**The task**
Below are some records; return each one exactly.

**Listed records**

START

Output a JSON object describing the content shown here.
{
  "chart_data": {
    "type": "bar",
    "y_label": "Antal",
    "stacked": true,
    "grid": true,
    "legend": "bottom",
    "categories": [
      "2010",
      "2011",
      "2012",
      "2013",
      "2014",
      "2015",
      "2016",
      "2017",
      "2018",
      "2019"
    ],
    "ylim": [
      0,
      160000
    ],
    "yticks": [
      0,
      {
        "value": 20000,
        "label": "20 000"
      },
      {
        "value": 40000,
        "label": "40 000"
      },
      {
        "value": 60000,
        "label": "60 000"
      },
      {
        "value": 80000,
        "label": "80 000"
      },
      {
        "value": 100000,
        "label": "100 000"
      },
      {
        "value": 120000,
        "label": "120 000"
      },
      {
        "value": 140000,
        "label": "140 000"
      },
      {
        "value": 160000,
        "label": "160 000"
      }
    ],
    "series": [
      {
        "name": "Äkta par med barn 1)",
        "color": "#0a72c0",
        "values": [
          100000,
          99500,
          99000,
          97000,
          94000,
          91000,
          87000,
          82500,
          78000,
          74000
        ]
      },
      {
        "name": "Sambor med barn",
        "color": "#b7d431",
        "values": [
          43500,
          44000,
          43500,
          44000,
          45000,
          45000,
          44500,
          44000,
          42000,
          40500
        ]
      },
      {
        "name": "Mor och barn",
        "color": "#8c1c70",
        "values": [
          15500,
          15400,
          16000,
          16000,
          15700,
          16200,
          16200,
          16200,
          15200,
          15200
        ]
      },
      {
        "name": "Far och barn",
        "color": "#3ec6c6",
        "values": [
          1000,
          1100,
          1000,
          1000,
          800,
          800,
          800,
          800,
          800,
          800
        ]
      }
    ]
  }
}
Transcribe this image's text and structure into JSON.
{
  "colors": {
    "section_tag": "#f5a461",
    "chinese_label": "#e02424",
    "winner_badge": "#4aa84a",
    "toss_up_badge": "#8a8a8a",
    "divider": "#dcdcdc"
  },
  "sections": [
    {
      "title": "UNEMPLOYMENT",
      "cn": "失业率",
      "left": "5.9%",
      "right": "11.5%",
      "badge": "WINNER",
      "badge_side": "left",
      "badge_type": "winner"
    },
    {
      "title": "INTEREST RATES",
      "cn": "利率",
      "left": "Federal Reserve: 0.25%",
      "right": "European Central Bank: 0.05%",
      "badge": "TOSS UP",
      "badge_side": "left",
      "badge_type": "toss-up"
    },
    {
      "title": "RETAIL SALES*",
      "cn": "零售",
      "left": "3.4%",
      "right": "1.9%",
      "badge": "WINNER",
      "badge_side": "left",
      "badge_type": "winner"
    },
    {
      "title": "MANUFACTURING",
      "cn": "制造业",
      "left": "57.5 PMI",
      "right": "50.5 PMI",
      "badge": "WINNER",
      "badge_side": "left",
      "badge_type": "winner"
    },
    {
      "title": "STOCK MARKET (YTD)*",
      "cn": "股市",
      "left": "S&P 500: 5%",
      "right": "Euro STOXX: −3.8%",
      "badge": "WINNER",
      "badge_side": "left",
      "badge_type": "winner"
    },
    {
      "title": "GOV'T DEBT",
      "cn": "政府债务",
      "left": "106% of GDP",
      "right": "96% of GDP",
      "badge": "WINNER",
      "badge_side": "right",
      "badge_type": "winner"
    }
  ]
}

END

**Final answer**
Output a JSON object describing the content shown here.
{
  "chart_data": {
    "type": "bar",
    "y_label": "Antal",
    "stacked": true,
    "grid": true,
    "legend": "bottom",
    "categories": [
      "2010",
      "2011",
      "2012",
      "2013",
      "2014",
      "2015",
      "2016",
      "2017",
      "2018",
      "2019"
    ],
    "ylim": [
      0,
      160000
    ],
    "yticks": [
      0,
      {
        "value": 20000,
        "label": "20 000"
      },
      {
        "value": 40000,
        "label": "40 000"
      },
      {
        "value": 60000,
        "label": "60 000"
      },
      {
        "value": 80000,
        "label": "80 000"
      },
      {
        "value": 100000,
        "label": "100 000"
      },
      {
        "value": 120000,
        "label": "120 000"
      },
      {
        "value": 140000,
        "label": "140 000"
      },
      {
        "value": 160000,
        "label": "160 000"
      }
    ],
    "series": [
      {
        "name": "Äkta par med barn 1)",
        "color": "#0a72c0",
        "values": [
          100000,
          99500,
          99000,
          97000,
          94000,
          91000,
          87000,
          82500,
          78000,
          74000
        ]
      },
      {
        "name": "Sambor med barn",
        "color": "#b7d431",
        "values": [
          43500,
          44000,
          43500,
          44000,
          45000,
          45000,
          44500,
          44000,
          42000,
          40500
        ]
      },
      {
        "name": "Mor och barn",
        "color": "#8c1c70",
        "values": [
          15500,
          15400,
          16000,
          16000,
          15700,
          16200,
          16200,
          16200,
          15200,
          15200
        ]
      },
      {
        "name": "Far och barn",
        "color": "#3ec6c6",
        "values": [
          1000,
          1100,
          1000,
          1000,
          800,
          800,
          800,
          800,
          800,
          800
        ]
      }
    ]
  }
}
Transcribe this image's text and structure into JSON.
{
  "colors": {
    "section_tag": "#f5a461",
    "chinese_label": "#e02424",
    "winner_badge": "#4aa84a",
    "toss_up_badge": "#8a8a8a",
    "divider": "#dcdcdc"
  },
  "sections": [
    {
      "title": "UNEMPLOYMENT",
      "cn": "失业率",
      "left": "5.9%",
      "right": "11.5%",
      "badge": "WINNER",
      "badge_side": "left",
      "badge_type": "winner"
    },
    {
      "title": "INTEREST RATES",
      "cn": "利率",
      "left": "Federal Reserve: 0.25%",
      "right": "European Central Bank: 0.05%",
      "badge": "TOSS UP",
      "badge_side": "left",
      "badge_type": "toss-up"
    },
    {
      "title": "RETAIL SALES*",
      "cn": "零售",
      "left": "3.4%",
      "right": "1.9%",
      "badge": "WINNER",
      "badge_side": "left",
      "badge_type": "winner"
    },
    {
      "title": "MANUFACTURING",
      "cn": "制造业",
      "left": "57.5 PMI",
      "right": "50.5 PMI",
      "badge": "WINNER",
      "badge_side": "left",
      "badge_type": "winner"
    },
    {
      "title": "STOCK MARKET (YTD)*",
      "cn": "股市",
      "left": "S&P 500: 5%",
      "right": "Euro STOXX: −3.8%",
      "badge": "WINNER",
      "badge_side": "left",
      "badge_type": "winner"
    },
    {
      "title": "GOV'T DEBT",
      "cn": "政府债务",
      "left": "106% of GDP",
      "right": "96% of GDP",
      "badge": "WINNER",
      "badge_side": "right",
      "badge_type": "winner"
    }
  ]
}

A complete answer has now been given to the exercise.